* _SELECTED TEXT_
+===+
Observation data (J2000 epoch)
- Constellation: Pisces
- Right ascension: 00^{h} 41^{m} 09.9940^{s}
- Declination: +16° 28′ 09.508″
- Redshift: 0.018166
- Distance: 245.7 ± 17.2 Mly (75.32 ± 5.28 Mpc)
- Apparent magnitude (V): 14.23

Characteristics
- Type: SB(rs)a
- Apparent size (V): 1.7' × 1.4'

Other designations
- IRAS F00384+1611, 2MASX J00411000+1628101, UGC 436, MCG +03-02-023, PGC 2469, CGCG 457-026

= NGC 213 =

Galaxy in the constellation Pisces

NGC 213 is a barred spiral galaxy located in the constellation Pisces. It was discovered on October 14, 1784, by William Herschel.
+===+
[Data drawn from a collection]
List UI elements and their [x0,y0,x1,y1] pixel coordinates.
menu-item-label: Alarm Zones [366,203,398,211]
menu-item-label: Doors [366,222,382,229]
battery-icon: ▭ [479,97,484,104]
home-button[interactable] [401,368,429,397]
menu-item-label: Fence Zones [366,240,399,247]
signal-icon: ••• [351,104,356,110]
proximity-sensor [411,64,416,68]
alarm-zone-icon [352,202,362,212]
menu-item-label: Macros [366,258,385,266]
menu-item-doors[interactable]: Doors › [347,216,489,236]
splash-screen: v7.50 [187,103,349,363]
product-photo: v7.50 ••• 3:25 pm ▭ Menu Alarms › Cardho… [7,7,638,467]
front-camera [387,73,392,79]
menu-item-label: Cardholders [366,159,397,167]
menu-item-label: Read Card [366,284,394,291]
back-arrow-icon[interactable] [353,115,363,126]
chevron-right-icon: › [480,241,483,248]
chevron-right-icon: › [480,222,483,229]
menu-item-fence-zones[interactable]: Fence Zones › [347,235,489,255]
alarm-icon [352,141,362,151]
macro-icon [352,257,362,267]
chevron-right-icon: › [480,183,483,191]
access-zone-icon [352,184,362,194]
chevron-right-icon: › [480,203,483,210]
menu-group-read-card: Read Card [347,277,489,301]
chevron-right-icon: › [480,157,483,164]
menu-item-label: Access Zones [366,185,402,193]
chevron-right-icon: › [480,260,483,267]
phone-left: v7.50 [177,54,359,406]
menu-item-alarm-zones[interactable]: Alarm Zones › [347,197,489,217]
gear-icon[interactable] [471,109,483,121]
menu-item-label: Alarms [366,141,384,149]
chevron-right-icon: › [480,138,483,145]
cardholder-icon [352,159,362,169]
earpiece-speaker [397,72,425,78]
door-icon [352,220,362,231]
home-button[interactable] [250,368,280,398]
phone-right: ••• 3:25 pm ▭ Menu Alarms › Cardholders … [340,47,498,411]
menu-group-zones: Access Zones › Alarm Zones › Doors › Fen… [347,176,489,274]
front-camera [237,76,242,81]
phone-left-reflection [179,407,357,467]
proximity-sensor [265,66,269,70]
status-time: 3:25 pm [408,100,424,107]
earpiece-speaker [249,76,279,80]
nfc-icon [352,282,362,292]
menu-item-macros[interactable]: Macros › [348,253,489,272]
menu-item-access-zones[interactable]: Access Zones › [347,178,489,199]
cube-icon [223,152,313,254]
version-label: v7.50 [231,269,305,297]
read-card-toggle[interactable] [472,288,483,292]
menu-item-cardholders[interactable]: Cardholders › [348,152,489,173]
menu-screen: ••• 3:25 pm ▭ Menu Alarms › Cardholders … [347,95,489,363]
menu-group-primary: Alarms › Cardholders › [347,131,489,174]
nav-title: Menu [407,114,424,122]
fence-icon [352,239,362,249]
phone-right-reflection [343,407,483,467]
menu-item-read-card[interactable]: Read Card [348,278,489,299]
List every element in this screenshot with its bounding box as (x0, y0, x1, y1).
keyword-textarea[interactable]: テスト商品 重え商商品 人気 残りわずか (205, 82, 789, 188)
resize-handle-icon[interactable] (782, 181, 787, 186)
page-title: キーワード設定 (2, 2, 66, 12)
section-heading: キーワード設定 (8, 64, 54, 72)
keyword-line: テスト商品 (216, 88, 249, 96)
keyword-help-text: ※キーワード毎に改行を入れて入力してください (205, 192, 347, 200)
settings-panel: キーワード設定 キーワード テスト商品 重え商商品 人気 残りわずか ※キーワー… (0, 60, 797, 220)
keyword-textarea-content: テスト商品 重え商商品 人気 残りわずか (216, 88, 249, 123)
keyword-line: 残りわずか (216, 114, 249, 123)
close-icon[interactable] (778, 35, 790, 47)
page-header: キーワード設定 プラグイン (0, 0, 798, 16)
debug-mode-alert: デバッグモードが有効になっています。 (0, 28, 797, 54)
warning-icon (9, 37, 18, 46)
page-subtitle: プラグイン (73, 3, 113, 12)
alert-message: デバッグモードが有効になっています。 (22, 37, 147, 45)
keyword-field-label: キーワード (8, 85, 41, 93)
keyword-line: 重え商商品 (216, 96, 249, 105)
+===+
* _ACTIONS TO TAKE_
1 > List every catalog designation that the NGC 213 entry gives under "Other designations."
2 > Pick up the NGC 213 entry after its final sentence and carry it forward.

* _EXERCISE RESULTS_
1 >
IRAS F00384+1611
2MASX J00411000+1628101
UGC 436
MCG +03-02-023
PGC 2469
CGCG 457-026

2 >
According to the SIMBAD database, NGC 213 is an Active Galaxy Nucleus Candidate, i.e. it has a compact region at the center of a galaxy that emits a significant amount of energy across the electromagnetic spectrum, with characteristics indicating that this luminosity is not produced by the stars.

==Supernova==
One supernova has been observed in NGC 213:
- SN 2020bqm (Type Ia, mag. 18.389) was discovered by ATLAS on 2 February 2020.